= WHAT TO PRODUCE =
Only lines holding the word "cats" should be copied from the material.

(Items from a data source)
--- BEGIN ---

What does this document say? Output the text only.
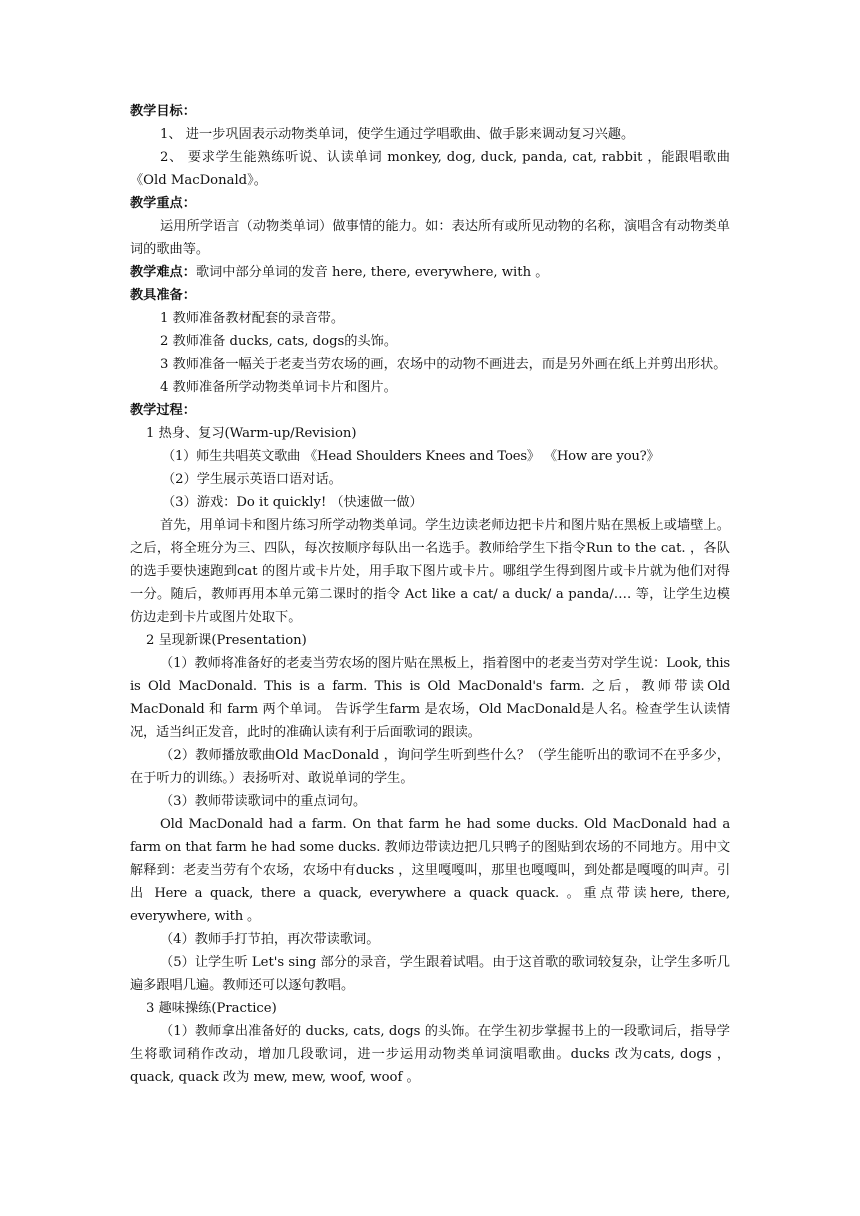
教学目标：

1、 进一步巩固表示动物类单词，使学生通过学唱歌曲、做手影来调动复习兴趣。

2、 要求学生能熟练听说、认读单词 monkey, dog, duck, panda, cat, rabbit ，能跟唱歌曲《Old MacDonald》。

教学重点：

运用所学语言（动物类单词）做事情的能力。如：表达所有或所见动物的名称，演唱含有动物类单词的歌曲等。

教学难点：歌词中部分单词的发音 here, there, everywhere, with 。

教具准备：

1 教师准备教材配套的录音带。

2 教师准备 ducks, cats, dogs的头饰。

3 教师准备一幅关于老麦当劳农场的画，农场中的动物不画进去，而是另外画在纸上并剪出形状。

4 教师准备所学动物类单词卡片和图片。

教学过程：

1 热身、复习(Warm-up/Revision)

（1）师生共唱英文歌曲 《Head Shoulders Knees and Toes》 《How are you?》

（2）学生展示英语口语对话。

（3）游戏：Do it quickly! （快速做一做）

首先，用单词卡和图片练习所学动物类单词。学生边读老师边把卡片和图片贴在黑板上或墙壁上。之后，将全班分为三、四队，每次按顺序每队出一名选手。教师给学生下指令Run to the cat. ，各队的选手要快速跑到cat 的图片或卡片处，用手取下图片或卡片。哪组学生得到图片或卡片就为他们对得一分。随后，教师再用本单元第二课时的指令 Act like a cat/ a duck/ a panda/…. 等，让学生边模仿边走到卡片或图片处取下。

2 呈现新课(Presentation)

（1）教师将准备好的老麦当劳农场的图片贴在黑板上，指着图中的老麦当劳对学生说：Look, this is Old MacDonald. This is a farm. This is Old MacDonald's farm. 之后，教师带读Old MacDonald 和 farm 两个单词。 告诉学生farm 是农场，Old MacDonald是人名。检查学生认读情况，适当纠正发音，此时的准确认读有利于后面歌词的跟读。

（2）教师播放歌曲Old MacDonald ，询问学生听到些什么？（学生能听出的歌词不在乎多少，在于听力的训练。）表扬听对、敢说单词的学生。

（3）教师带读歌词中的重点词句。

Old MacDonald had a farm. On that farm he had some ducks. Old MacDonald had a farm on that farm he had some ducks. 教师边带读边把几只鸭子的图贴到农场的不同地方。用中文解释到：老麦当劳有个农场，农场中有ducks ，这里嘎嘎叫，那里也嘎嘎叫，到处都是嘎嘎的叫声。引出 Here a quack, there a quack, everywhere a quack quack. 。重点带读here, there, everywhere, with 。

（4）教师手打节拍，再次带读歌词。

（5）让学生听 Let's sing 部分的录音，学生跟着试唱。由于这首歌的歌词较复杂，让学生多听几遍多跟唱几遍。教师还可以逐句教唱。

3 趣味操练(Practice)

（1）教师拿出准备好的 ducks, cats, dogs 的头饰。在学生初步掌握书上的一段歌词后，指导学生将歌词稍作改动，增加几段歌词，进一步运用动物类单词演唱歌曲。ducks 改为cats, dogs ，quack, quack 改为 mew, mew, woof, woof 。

--- END ---
--- BEGIN ---

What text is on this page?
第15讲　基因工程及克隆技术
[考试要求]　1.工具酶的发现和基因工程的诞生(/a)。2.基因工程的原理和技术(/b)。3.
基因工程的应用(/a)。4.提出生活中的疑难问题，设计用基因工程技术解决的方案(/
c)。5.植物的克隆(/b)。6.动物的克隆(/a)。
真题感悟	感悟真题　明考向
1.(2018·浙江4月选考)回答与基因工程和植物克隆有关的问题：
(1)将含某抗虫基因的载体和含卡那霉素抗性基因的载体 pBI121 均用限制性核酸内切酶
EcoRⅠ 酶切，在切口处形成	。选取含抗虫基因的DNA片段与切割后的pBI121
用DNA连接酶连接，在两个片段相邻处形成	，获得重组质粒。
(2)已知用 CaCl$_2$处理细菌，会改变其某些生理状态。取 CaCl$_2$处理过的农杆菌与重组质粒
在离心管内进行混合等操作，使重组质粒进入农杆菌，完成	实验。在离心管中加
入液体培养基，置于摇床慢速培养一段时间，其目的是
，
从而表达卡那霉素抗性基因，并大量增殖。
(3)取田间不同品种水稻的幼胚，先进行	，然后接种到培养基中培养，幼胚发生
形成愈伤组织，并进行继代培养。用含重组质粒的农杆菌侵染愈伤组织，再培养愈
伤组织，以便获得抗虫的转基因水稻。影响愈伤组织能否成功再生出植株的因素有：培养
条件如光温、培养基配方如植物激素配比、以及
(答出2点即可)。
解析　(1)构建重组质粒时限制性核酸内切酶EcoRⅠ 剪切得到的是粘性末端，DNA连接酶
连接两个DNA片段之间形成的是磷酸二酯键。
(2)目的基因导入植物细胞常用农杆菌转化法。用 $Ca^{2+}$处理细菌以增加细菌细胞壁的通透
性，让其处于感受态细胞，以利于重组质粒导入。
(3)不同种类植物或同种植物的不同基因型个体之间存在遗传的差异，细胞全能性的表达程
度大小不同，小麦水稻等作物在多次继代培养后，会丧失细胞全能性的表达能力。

--- END ---
--- BEGIN ---

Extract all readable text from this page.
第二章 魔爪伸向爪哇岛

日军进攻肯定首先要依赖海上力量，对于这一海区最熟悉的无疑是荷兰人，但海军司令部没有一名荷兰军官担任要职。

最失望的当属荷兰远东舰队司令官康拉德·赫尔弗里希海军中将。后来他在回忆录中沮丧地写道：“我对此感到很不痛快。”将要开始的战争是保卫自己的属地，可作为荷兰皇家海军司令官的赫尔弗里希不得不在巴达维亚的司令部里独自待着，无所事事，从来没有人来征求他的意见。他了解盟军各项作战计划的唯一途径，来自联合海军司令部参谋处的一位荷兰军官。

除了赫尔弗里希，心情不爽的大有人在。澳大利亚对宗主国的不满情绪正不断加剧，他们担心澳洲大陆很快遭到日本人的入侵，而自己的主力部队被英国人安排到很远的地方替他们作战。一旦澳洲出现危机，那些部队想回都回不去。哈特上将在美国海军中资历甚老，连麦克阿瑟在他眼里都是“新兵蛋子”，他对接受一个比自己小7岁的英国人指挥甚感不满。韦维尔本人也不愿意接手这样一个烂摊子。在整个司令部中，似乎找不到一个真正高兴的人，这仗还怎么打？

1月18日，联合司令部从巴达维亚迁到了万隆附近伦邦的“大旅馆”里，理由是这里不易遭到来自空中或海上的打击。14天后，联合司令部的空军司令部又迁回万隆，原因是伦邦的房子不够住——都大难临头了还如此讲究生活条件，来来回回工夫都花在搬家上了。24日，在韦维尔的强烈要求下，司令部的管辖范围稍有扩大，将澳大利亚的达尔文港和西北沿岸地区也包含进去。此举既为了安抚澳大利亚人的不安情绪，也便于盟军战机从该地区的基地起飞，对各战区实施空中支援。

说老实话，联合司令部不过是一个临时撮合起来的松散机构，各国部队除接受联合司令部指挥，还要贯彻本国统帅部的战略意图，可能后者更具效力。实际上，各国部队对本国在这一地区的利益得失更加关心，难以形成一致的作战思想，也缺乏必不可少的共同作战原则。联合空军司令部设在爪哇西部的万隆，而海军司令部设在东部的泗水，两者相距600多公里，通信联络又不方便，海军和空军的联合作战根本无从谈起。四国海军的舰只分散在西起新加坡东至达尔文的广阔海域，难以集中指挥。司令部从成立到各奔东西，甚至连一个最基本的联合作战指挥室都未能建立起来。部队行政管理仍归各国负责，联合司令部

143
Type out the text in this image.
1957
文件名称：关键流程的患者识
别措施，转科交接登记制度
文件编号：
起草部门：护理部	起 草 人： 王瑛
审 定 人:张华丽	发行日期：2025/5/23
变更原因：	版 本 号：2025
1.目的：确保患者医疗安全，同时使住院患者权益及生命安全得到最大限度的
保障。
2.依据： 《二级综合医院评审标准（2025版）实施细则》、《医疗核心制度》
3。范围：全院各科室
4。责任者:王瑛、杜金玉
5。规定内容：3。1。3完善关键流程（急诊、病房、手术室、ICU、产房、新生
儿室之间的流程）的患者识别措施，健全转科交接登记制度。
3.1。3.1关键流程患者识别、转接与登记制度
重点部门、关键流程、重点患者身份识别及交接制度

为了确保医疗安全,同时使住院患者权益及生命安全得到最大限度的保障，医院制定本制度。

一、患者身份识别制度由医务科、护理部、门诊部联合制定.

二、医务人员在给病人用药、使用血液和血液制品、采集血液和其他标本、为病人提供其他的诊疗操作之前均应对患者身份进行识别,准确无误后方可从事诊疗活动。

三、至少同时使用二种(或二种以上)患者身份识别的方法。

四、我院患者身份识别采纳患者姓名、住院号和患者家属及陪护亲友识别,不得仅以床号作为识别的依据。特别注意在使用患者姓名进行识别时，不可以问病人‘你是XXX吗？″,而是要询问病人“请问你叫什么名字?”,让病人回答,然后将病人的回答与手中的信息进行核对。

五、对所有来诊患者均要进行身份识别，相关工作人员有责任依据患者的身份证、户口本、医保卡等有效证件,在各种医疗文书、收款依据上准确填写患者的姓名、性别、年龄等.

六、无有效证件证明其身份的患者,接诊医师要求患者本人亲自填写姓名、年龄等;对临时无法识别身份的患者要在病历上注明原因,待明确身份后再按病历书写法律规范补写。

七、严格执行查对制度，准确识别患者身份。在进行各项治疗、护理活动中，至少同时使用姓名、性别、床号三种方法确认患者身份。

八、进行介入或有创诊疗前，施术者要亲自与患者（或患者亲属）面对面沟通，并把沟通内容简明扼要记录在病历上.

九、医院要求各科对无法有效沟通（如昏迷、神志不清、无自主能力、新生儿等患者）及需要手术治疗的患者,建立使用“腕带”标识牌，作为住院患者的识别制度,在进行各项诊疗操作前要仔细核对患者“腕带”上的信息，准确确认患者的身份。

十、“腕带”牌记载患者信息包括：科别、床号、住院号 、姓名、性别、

--- END ---

= SOLUTION FOR THIS EXERCISE =
2 教师准备 ducks, cats, dogs的头饰。
（1）教师拿出准备好的 ducks, cats, dogs 的头饰。在学生初步掌握书上的一段歌词后，指导学生将歌词稍作改动，增加几段歌词，进一步运用动物类单词演唱歌曲。ducks 改为cats, dogs ，quack, quack 改为 mew, mew, woof, woof 。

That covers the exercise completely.